§ QUOTED PASSAGE
-*-
# Suggestions for live recording system



## sdauditorium (Apr 29, 2010)

The facility I'm a director at (community/high school auditorium) has $7,000 to go towards the purchase of an installed live recording system. It's first purpose would be to capture recordings of high school band/choir concerts. However, I'd like to make sure we have the capability of doing more complex mixing to an expanded amount of events as time goes on.

If you're in a facility that has a recording system, what type of setup do you have (recording mics and their locations, how the mix is taken--aux send from your main mixer or a sub-mixer, etc.). Also, how do you like the results and flexibility it gives?


----------



## hsaunier (Apr 29, 2010)

I can answer the question you ask by telling you what we have. This may not work for your situation.

We have a PM5D at FOH and an Alesis HD24 hard disk recording device contected via MY cards and Fiber optic. We can create any patch of any 24 channels and do a 24 track recording. In post production we just reroute the audio back through the PM5D and do a recording mix to stereo tracks as that is always different then the live house mix.


----------



## bishopthomas (Apr 29, 2010)

How much effort are you expecting to put into the recording/mixing aspect of your productions? $7000 will get you a pretty decent rig, depending on what you have available now. Are you wanting to multitrack everything for later mixdown or would you rather go live to 2-track to prevent the hassle of mixing later? If the previous, look at something like the JoeCo Black Box (JoeCo - Home of the BlackBox Recorder) as a 24 track recorder. Connect it via direct outs or insert points on your console, connect a USB drive, and hit record. Then you can transfer the wav files to your favorite DAW for mixdown, or do what hsaunier suggests and mix it on the same console you use for FOH.

You will want at least a pair of room mics for ambient pickup (orchestra or group ensemble, audience mics, etc). Placement, pickup pattern, and mic selection will vary and is hard to give advice over the Internet. If your room sounds good maybe go with omnis. This will give you a total room sound (both stage and audience area), to get more of either aspect you'll need to decide on placement. If you can do more than a pair then I would say cardioids closer to the stage and omnis in the middle of the room for audience pickup. As far as actual mic recommendations, you get what you pay for, so SPEND THAT MONEY!


----------



## museav (Apr 29, 2010)

Can you explain a little more about the use? Is this a standalone, portable system or are you looking for it to integrated with the house sound system, physical space and so on? For example, if you have a performance where you have a mic on stage, say for solos or announcements, then would you have both a house mic and a recording mic? Do you plan on bringing in the recording system and running cables on the floor for a recording session or are you thinking a system that is always there and always wired?

Also what do you currently have for mics and mixing? Some of the recommendations given rely greatly on the existing components, which may or may not be applicable to your situation.


----------



## TimmyP1955 (Apr 30, 2010)

What mixer do you have? How long will it be before you upgrade the mixer?

Knowing this is a prerequisite for making suggestions.


----------



## sdauditorium (Apr 30, 2010)
-*-
§ GIVEN INFORMATION
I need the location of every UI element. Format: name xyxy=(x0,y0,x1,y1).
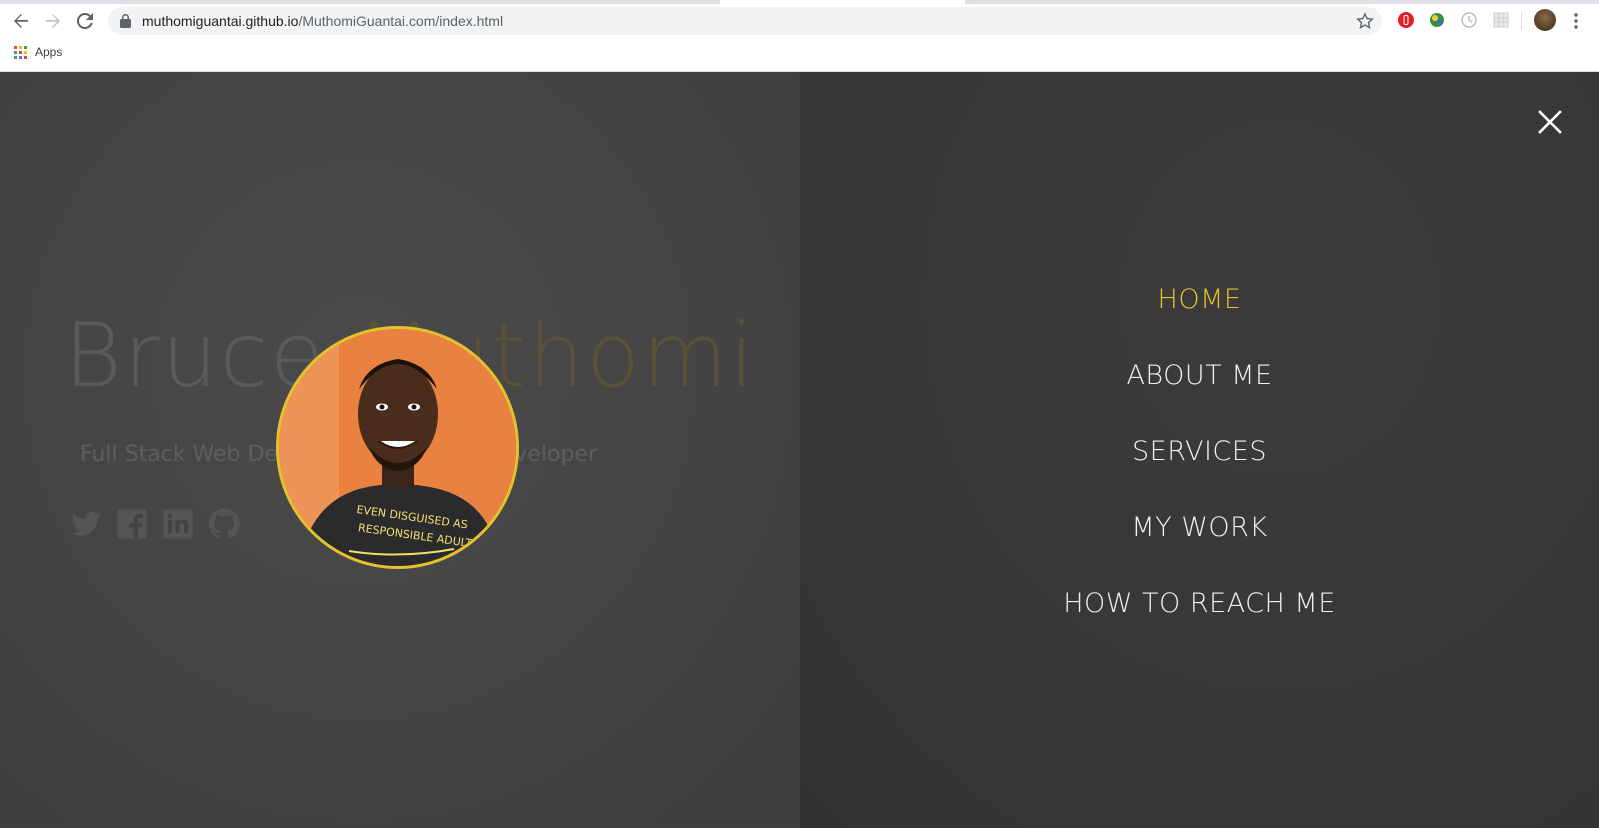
-*-
§ REQUIRED ACTIONS
A - Answer these about the thread on a live recording system for an auditorium:
(i) How much money does the facility have for the recording system?
(ii) What hard disk recording device does hsaunier's facility use?
(iii) What type of mics does bishopthomas suggest placing in the middle of the room for audience pickup?
B - Carry on the forum thread about a live recording system for an auditorium from the point where it stops.
The listing has no part in any of this.

§ ANSWERS FOR THE TASKS
A -
(i) $7,000
(ii) An Alesis HD24
(iii) Omnis

B -
museav said:


> Can you explain a little more about the use? Is this a standalone, portable system or are you looking for it to integrated with the house sound system, physical space and so on? For example, if you have a performance where you have a mic on stage, say for solos or announcements, then would you have both a house mic and a recording mic? Do you plan on bringing in the recording system and running cables on the floor for a recording session or are you thinking a system that is always there and always wired?
> 
> Also what do you currently have for mics and mixing? Some of the recommendations given rely greatly on the existing components, which may or may not be applicable to your situation.



The system would be integrated into the house system/physical space. It would be permanently rigged and the recording mics would be exclusively for that purpose. The system would always be there.

We currently have 4 SM58s, 2 Beta 58s, 4 SM81s, 4 Audix i5s, 1 AT C535, 2 Crown PCC160s, 2 AT 853Rx (hanging choir). We'll be picking up 2 Beta 57s this year yet and more mics next year. We also have 12 Sennheiser e845 handheld wireless and 16 Sennheiser body pack transmitters w/ Countryman E6i mics.

Our mixer is a 24 channel, 8 bus Mackie. We are looking to upgrade to either a 32-40 channel analog or possibly digital mixer with the next year or two.


----------



## blalew (Apr 30, 2010)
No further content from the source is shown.